(What you will do): Could you pull out the lines from the start of the records through the line containing "scroll-thumb[interactable] <box>173 370", both included, and reproduce them verbatim?

— start of Given data —

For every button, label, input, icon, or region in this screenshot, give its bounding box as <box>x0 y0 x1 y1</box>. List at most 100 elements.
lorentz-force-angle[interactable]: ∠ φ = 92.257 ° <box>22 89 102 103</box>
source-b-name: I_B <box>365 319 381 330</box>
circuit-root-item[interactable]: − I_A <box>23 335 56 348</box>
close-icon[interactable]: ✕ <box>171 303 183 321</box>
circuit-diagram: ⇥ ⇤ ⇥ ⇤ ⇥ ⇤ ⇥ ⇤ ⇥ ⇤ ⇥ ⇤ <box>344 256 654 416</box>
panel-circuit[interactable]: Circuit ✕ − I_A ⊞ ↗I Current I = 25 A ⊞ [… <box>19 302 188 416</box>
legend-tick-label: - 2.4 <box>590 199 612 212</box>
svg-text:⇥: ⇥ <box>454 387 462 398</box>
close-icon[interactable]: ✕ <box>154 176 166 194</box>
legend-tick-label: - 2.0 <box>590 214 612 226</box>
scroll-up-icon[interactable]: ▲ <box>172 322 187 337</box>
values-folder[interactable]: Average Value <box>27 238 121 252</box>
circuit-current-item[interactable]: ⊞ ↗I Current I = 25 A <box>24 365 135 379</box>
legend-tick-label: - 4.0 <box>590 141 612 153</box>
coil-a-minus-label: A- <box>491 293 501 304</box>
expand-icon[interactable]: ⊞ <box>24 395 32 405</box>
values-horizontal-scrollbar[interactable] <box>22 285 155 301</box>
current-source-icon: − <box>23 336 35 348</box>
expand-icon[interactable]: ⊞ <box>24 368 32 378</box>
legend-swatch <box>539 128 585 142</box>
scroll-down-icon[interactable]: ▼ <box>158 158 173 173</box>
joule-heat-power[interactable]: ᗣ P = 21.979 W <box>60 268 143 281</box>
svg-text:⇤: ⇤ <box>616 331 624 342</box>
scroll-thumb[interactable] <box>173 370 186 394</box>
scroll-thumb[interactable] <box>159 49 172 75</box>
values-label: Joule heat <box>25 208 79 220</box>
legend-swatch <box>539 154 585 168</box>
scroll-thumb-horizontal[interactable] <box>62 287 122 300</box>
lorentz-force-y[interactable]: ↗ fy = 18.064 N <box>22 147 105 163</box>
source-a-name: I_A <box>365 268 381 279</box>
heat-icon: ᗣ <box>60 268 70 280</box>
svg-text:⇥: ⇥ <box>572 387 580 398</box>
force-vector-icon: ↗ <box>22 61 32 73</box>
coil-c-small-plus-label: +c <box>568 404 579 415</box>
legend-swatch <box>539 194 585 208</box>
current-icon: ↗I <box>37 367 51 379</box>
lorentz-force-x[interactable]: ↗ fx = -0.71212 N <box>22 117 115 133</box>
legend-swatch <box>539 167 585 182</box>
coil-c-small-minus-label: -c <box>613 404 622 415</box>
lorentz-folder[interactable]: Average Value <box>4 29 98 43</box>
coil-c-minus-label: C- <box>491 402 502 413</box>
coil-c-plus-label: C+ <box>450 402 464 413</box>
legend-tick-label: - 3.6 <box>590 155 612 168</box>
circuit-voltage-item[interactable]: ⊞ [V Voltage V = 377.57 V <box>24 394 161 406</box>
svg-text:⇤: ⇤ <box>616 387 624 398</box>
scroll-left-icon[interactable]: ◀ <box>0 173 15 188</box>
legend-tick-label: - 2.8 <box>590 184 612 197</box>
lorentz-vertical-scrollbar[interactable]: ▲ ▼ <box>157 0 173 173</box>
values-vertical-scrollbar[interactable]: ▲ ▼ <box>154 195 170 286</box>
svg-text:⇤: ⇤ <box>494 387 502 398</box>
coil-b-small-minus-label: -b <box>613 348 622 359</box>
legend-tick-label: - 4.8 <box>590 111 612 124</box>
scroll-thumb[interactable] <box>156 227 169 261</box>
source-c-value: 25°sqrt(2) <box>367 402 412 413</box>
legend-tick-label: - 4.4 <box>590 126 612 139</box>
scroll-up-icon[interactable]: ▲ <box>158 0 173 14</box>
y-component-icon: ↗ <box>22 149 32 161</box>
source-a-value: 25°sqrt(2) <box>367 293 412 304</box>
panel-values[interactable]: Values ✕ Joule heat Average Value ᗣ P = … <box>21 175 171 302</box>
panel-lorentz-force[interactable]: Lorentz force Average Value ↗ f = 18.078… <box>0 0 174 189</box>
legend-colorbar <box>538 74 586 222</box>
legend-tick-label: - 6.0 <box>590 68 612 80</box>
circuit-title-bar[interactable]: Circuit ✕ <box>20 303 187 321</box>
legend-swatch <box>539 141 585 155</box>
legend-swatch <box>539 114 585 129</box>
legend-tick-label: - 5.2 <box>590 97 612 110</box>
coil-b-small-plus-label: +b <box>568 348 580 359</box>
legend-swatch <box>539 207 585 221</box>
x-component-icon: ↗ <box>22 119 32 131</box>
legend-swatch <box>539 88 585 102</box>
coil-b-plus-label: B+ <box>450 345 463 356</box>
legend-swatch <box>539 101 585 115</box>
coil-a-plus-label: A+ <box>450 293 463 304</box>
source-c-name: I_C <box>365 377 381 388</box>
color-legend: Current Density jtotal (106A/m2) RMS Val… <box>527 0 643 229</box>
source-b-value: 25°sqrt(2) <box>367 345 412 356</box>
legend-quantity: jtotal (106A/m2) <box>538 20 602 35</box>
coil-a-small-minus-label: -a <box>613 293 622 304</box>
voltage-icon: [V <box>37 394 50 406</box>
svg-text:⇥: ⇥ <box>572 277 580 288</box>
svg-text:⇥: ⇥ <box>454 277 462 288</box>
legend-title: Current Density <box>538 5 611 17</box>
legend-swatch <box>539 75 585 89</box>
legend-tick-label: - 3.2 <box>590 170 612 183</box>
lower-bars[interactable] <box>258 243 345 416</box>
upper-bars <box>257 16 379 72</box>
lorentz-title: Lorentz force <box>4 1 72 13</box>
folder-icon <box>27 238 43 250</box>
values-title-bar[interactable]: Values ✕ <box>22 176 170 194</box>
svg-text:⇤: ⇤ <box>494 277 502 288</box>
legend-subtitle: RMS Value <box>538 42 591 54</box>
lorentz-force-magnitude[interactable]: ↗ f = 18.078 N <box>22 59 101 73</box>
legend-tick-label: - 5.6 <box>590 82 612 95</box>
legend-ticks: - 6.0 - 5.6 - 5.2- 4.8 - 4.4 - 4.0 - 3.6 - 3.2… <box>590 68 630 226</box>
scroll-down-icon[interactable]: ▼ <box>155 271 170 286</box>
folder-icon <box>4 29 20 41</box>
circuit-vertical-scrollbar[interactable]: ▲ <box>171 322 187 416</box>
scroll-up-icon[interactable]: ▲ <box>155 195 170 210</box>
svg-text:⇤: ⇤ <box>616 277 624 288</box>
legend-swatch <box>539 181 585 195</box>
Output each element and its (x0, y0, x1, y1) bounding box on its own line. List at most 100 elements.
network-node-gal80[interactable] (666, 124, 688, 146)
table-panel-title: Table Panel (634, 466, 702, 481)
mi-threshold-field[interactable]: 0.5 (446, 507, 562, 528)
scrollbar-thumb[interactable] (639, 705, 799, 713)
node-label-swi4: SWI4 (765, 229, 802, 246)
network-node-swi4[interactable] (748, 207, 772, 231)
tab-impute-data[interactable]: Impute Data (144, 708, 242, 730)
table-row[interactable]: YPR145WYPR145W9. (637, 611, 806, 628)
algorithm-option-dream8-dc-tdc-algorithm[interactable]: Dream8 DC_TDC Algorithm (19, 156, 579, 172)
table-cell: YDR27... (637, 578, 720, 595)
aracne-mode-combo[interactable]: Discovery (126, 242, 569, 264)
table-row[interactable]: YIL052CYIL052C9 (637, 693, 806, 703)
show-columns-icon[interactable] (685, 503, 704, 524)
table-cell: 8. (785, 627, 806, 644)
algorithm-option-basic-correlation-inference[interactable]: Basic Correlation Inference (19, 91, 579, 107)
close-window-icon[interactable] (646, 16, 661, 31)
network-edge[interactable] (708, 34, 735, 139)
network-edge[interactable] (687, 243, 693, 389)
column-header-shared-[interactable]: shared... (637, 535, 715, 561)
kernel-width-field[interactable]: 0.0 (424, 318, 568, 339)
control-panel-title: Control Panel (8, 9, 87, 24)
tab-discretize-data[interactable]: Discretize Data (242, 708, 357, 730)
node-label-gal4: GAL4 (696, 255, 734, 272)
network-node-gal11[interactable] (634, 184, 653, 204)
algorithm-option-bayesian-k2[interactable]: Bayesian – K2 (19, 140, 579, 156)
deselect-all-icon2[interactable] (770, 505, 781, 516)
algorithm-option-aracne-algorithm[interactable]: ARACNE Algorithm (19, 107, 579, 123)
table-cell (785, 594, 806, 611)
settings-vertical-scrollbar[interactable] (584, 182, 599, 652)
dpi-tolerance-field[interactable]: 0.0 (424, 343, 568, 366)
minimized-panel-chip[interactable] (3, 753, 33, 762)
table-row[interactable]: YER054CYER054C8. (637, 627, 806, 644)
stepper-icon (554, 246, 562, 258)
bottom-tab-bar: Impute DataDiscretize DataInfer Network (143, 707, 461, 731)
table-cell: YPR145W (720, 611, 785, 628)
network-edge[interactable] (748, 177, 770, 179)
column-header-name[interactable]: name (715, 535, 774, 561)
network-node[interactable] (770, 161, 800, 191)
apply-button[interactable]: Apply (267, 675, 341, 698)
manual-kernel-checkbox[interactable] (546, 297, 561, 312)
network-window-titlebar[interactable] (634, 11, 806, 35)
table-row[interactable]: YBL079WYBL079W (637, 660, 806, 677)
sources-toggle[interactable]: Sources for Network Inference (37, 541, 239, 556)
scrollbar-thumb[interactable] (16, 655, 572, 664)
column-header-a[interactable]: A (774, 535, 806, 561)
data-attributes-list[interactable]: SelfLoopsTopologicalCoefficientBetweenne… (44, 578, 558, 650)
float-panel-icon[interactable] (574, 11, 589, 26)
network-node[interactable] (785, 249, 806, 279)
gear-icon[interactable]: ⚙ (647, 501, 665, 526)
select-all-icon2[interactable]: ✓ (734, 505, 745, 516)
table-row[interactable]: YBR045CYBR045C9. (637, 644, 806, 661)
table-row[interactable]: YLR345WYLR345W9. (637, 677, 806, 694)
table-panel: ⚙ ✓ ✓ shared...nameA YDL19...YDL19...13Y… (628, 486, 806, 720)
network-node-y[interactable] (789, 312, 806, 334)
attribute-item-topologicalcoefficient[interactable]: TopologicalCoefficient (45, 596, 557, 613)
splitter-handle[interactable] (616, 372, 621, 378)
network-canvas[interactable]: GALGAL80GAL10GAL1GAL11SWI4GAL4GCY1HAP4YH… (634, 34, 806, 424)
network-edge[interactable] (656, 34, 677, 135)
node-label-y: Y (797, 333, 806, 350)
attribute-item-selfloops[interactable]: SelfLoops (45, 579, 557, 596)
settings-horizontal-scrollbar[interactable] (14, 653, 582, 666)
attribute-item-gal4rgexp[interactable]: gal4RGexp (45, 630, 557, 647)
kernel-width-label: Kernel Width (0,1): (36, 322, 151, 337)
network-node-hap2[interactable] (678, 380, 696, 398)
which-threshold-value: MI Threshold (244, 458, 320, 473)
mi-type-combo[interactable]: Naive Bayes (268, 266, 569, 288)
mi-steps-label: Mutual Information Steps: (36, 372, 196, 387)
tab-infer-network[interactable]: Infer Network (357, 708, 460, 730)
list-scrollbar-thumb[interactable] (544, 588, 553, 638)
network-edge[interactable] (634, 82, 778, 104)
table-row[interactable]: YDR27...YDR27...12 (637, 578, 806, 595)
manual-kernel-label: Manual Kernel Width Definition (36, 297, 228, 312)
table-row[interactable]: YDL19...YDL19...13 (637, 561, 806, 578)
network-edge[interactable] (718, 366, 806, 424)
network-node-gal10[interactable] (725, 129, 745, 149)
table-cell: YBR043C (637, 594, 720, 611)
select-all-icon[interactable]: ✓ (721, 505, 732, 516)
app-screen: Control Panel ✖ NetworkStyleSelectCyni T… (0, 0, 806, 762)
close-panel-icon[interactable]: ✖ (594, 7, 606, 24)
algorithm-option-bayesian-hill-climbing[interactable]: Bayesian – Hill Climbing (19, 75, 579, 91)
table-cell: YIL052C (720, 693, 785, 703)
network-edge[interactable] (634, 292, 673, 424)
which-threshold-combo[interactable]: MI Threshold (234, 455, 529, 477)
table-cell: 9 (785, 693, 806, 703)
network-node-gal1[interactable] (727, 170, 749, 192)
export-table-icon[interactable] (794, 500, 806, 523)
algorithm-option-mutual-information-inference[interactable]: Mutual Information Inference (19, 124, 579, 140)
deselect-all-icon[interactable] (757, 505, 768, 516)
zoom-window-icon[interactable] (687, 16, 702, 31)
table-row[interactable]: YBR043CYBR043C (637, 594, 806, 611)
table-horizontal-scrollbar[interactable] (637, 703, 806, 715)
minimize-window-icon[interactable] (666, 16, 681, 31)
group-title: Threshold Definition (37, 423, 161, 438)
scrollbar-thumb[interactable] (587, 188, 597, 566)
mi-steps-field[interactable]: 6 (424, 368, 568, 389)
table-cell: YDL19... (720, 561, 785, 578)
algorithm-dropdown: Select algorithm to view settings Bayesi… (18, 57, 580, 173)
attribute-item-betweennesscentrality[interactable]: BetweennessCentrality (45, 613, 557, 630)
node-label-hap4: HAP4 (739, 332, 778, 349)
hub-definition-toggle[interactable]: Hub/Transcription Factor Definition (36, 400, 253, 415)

— end of Given data —

(Written answer):
For every button, label, input, icon, or region in this screenshot, give its bounding box as <box>x0 y0 x1 y1</box>. List at most 100 elements.
lorentz-force-angle[interactable]: ∠ φ = 92.257 ° <box>22 89 102 103</box>
source-b-name: I_B <box>365 319 381 330</box>
circuit-root-item[interactable]: − I_A <box>23 335 56 348</box>
close-icon[interactable]: ✕ <box>171 303 183 321</box>
circuit-diagram: ⇥ ⇤ ⇥ ⇤ ⇥ ⇤ ⇥ ⇤ ⇥ ⇤ ⇥ ⇤ <box>344 256 654 416</box>
panel-circuit[interactable]: Circuit ✕ − I_A ⊞ ↗I Current I = 25 A ⊞ [… <box>19 302 188 416</box>
legend-tick-label: - 2.4 <box>590 199 612 212</box>
svg-text:⇥: ⇥ <box>454 387 462 398</box>
close-icon[interactable]: ✕ <box>154 176 166 194</box>
legend-tick-label: - 2.0 <box>590 214 612 226</box>
scroll-up-icon[interactable]: ▲ <box>172 322 187 337</box>
values-folder[interactable]: Average Value <box>27 238 121 252</box>
circuit-current-item[interactable]: ⊞ ↗I Current I = 25 A <box>24 365 135 379</box>
legend-tick-label: - 4.0 <box>590 141 612 153</box>
coil-a-minus-label: A- <box>491 293 501 304</box>
expand-icon[interactable]: ⊞ <box>24 395 32 405</box>
values-horizontal-scrollbar[interactable] <box>22 285 155 301</box>
current-source-icon: − <box>23 336 35 348</box>
expand-icon[interactable]: ⊞ <box>24 368 32 378</box>
legend-swatch <box>539 128 585 142</box>
scroll-down-icon[interactable]: ▼ <box>158 158 173 173</box>
joule-heat-power[interactable]: ᗣ P = 21.979 W <box>60 268 143 281</box>
svg-text:⇤: ⇤ <box>616 331 624 342</box>
scroll-thumb[interactable] <box>173 370 186 394</box>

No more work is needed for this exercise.